* **Written task**: Scan the material below for the string "Proposals", and copy every line where it shows up.

------ Material provided

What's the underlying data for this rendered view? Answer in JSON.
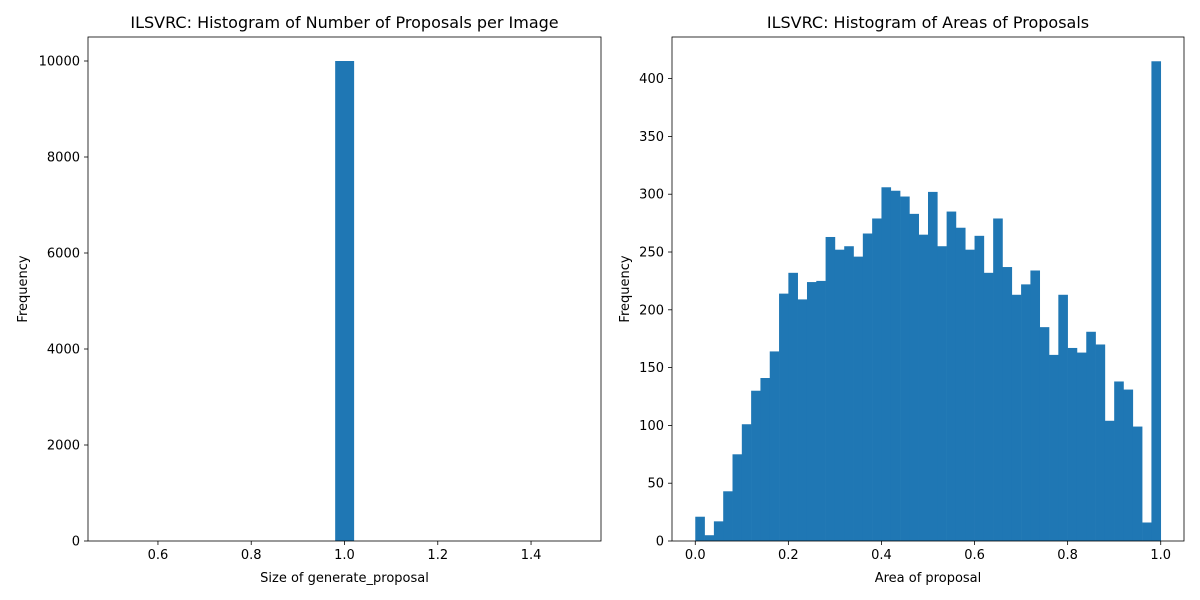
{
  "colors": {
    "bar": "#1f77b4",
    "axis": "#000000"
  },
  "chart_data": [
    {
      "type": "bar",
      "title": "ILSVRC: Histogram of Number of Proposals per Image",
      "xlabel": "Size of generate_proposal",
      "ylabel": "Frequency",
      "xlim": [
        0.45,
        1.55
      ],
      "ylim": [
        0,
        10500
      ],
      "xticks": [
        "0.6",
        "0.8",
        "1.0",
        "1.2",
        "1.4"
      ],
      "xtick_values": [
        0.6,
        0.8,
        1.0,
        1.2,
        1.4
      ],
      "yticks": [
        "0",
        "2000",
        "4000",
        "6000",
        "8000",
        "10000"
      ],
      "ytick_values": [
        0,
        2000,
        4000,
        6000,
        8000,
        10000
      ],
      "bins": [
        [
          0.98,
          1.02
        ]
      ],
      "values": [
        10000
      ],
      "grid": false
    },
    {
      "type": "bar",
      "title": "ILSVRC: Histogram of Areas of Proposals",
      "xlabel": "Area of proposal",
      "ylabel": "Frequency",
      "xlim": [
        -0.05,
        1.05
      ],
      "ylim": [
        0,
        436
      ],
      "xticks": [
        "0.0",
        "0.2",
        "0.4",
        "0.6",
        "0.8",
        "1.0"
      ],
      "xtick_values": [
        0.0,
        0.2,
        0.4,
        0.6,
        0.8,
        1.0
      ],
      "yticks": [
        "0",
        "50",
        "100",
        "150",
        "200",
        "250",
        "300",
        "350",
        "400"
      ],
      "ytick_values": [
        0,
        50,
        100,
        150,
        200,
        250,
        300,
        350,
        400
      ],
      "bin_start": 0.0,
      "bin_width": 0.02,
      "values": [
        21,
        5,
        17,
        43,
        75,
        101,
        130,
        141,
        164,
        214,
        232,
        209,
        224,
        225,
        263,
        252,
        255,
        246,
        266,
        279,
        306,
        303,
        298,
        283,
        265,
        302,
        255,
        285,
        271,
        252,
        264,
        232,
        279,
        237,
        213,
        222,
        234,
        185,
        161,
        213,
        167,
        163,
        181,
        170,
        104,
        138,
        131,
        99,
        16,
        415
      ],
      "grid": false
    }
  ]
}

------------
------ Material provided

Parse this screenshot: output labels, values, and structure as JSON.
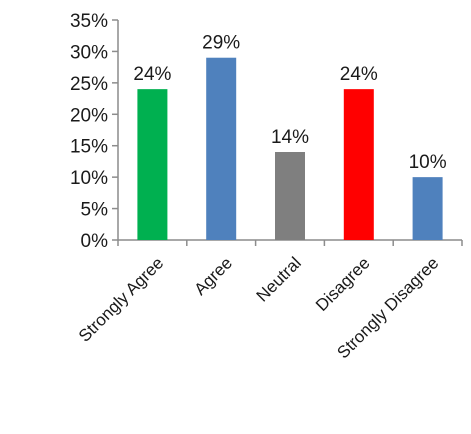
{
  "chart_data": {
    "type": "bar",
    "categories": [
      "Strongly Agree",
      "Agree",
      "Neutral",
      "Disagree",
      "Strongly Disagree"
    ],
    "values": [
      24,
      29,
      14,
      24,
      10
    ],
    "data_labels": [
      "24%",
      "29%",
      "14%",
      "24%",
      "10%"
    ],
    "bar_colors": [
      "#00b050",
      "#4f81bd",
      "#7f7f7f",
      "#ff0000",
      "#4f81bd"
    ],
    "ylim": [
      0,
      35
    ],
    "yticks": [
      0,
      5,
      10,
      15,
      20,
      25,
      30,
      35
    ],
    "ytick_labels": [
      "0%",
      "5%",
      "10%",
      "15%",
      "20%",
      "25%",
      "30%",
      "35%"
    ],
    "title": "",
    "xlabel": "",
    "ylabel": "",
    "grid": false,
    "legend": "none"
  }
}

------------

* **Task answer**:
      "title": "ILSVRC: Histogram of Number of Proposals per Image",
      "title": "ILSVRC: Histogram of Areas of Proposals",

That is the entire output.